*Given text:*
******************************

When Apache is doing content negotiation, it follows an exhaustive, well thought out algorithm for selecting the best variant. A normal web browser will send something like this in its request headers:
Accept: application/xhtml+xml,text/html;q=0.9,text/plain;q=0.8,*/*;q=0.5
If, like me, you want to serve up multiple content types using negotiation, but show HTML by default for normal users, then step 1 of the Apache algorithm will already do the right thing for you. The browser has declared HTML to be its highest preference, so Apache will pick that.
Unfortunately Google (and other search engines) send only this:
Accept: */*
in which case the other rules in the Apache algorithm come into play. In my case, the plain text variant of my resources was being selected because of step 8 in the algorithm, so Apache was serving plain text to Google and HTML to everyone else.
Not only is this against Google’s rules (it would be considered “cloaking”), but it’s also really bad for rankings!
The solution is to configure “quality of source” (qs) multipliers, such that
your preferred content type comes out with the highest quality score in cases
where the client sends Accept: */*
. That’s easy if you’re using type map
files,
but who wants to create a type map for every resource on their site?

******************************

Labeled box records:
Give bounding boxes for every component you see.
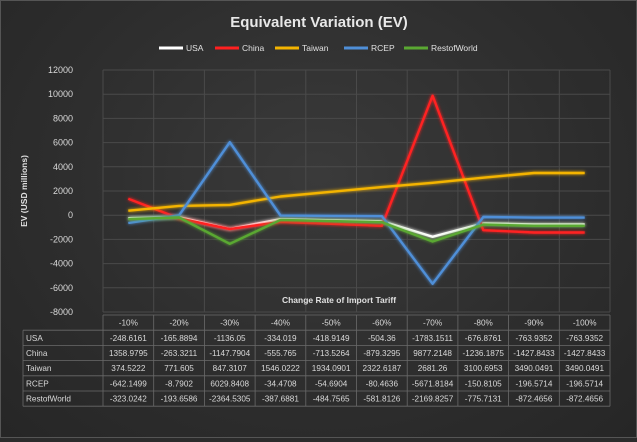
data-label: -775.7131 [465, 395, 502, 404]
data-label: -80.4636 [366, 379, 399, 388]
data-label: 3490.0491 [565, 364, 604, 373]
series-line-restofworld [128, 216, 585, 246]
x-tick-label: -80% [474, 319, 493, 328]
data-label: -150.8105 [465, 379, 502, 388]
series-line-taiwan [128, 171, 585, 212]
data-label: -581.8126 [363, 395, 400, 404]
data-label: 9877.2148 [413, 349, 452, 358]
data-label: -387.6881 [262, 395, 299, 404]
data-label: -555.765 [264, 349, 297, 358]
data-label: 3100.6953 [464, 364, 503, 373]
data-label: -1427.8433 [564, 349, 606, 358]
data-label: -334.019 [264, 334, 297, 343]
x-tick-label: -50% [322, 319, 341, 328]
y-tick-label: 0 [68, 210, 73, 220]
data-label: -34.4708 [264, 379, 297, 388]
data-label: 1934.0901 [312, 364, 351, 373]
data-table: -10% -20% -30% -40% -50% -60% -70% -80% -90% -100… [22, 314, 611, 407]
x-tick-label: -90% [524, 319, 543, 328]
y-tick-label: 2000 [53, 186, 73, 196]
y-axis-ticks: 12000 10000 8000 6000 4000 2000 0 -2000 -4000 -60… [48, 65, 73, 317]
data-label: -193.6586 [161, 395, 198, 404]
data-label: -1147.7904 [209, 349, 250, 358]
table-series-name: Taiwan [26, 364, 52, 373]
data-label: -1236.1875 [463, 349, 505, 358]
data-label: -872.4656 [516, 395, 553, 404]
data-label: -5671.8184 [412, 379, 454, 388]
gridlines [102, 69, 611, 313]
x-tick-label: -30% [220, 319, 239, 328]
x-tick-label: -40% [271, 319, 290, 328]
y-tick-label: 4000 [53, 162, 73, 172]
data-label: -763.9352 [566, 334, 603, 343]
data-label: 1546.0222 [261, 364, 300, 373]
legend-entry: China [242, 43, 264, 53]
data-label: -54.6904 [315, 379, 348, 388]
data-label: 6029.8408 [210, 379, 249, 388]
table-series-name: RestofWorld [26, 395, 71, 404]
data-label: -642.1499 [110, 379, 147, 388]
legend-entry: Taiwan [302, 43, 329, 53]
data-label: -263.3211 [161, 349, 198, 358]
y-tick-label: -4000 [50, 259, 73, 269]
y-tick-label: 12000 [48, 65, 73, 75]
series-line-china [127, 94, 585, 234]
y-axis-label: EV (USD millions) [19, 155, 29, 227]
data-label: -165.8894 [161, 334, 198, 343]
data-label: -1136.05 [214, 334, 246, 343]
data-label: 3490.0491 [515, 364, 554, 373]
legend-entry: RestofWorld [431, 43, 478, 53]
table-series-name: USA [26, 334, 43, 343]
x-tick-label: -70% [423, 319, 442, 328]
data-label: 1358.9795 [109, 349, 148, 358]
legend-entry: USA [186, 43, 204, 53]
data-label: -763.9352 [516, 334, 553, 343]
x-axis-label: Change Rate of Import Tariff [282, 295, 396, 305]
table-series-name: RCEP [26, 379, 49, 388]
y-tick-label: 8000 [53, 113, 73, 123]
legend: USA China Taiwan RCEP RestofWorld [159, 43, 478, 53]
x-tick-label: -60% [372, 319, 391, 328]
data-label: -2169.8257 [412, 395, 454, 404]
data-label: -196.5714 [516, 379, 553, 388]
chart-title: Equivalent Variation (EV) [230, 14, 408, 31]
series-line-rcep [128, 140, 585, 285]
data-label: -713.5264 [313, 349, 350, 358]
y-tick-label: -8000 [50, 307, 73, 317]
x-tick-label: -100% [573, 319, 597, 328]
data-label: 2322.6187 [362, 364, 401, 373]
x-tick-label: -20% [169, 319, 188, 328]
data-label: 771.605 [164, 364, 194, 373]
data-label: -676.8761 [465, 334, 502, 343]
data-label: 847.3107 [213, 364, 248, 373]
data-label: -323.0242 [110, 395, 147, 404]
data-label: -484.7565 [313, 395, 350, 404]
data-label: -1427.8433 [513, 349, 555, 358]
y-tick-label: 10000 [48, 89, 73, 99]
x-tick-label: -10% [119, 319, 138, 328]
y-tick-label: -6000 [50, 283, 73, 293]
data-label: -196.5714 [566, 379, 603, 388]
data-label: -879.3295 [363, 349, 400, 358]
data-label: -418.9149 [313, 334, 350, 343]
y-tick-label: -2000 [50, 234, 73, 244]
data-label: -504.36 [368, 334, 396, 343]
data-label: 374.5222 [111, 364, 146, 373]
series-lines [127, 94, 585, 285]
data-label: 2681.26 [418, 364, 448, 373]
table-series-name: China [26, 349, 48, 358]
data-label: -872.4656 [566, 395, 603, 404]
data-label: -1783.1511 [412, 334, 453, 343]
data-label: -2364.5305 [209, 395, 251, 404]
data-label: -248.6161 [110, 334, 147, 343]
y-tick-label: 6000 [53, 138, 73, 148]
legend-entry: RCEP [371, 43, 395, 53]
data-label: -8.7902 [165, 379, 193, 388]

******************************

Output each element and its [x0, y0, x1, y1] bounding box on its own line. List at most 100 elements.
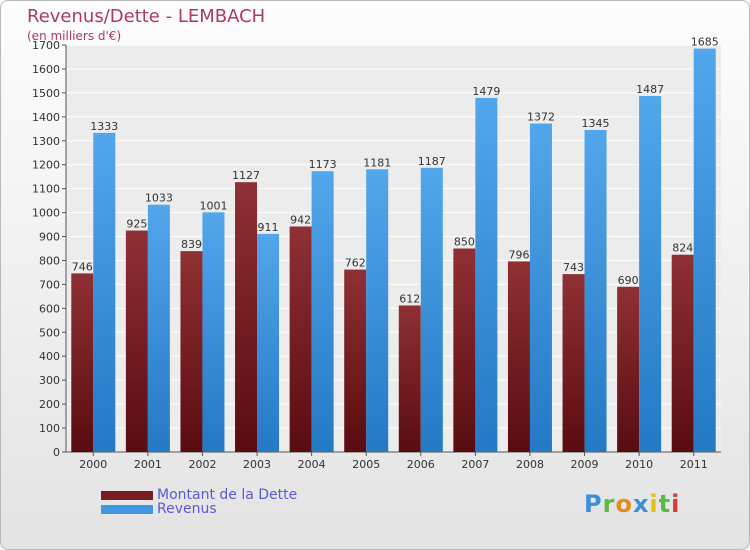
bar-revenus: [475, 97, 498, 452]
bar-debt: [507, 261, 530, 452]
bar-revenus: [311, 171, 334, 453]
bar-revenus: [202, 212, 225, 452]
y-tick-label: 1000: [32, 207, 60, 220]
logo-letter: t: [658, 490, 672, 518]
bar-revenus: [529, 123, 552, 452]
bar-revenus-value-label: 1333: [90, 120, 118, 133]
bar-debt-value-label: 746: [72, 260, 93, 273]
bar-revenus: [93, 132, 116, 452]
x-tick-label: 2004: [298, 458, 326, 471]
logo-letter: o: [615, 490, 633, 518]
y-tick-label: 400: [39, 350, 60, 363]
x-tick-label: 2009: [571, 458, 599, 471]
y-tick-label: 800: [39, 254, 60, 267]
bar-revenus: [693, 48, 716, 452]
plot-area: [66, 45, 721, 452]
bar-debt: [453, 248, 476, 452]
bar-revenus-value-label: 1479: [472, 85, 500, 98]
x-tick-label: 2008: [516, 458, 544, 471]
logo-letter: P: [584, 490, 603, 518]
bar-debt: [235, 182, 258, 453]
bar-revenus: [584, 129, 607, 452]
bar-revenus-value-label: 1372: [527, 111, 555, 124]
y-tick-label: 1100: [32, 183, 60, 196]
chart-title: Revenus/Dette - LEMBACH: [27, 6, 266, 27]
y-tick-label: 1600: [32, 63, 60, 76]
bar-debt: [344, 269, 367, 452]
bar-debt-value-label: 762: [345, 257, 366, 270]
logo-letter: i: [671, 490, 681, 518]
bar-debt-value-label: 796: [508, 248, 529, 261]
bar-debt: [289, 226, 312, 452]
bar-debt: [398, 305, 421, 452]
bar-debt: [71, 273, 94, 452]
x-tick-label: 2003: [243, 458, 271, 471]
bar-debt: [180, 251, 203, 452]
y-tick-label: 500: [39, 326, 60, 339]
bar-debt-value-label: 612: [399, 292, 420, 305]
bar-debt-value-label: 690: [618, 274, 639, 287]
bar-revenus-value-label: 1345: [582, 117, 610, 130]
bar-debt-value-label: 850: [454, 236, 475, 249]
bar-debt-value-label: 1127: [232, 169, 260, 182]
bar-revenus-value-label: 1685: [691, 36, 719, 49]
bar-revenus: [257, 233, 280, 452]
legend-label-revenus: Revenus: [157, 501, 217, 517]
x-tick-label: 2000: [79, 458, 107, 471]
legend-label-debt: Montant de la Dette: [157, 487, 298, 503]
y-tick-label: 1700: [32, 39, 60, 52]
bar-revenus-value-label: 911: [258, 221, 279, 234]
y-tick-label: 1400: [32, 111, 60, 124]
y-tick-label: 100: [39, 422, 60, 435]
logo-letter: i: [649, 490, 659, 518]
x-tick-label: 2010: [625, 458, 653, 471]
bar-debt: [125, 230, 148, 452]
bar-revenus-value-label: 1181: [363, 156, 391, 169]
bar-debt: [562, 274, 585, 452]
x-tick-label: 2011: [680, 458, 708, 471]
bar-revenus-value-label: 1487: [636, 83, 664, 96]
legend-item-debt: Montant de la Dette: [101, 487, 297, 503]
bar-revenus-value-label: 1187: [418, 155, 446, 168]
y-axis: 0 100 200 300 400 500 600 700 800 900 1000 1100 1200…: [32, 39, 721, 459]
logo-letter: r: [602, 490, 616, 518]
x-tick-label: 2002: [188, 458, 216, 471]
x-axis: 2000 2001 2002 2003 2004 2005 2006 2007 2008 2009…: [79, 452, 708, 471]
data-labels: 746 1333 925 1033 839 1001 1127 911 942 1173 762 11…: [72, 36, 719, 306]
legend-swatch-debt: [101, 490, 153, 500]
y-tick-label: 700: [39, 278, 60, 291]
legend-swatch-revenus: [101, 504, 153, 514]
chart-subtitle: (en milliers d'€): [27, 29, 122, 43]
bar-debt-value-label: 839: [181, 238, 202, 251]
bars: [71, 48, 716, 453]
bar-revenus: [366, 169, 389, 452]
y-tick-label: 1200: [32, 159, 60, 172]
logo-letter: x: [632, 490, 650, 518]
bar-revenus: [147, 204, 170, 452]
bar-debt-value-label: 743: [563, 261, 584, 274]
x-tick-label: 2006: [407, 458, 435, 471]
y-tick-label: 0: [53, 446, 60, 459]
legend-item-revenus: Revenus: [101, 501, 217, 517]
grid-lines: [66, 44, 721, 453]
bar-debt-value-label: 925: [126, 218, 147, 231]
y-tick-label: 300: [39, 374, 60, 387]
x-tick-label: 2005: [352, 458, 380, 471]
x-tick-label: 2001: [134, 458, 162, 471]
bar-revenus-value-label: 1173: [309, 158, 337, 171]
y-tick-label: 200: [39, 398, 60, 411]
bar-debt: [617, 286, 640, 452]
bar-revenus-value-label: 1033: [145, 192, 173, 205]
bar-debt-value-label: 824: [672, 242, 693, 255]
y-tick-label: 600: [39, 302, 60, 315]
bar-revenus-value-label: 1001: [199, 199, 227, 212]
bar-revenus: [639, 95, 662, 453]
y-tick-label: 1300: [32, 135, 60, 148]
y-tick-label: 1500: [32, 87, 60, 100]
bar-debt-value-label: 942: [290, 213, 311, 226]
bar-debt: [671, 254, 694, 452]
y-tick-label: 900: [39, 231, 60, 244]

******************************

*List of tasks:*
A) Please quote the passage on Apache content negotiation, beginning at the words "Unfortunately Google (and" and ending after "bad for rankings!".
B) Extend the passage on Apache content negotiation, picking up right after its final sentence.

*Task-by-task outputs:*
A)
Unfortunately Google (and other search engines) send only this:
Accept: */*
in which case the other rules in the Apache algorithm come into play. In my case, the plain text variant of my resources was being selected because of step 8 in the algorithm, so Apache was serving plain text to Google and HTML to everyone else.
Not only is this against Google’s rules (it would be considered “cloaking”), but it’s also really bad for rankings!

B)
MultiViews
gives you automatic type mapping, but the docs don’t explain how to set the qs
multiplier for MultiViews.
Luckily, it is possible, just not obvious. I eventually found a thread on the Apache users mailing list from 2002 which explains: you can use the AddType directive to redefine content types with a qs parameter, which Apache will then apply in its negotiation algorithm. Your config would look something like this:
<Directory "/var/www/localhost/htdocs">
Options +Multiviews
AddType application/atom+xml;qs=0.5 .atom
AddType text/plain;qs=0.1 .txt
# all other content types will have a default qs multiplier of 1.0
...
</Directory>
Unfortunately Apache will pass the qs parameter on to clients in its response headers. As mentioned in the mailing list thread, it may or may not be in adherence to the spec, and it certainly is ugly, but in my testing it doesn’t seem cause any harm.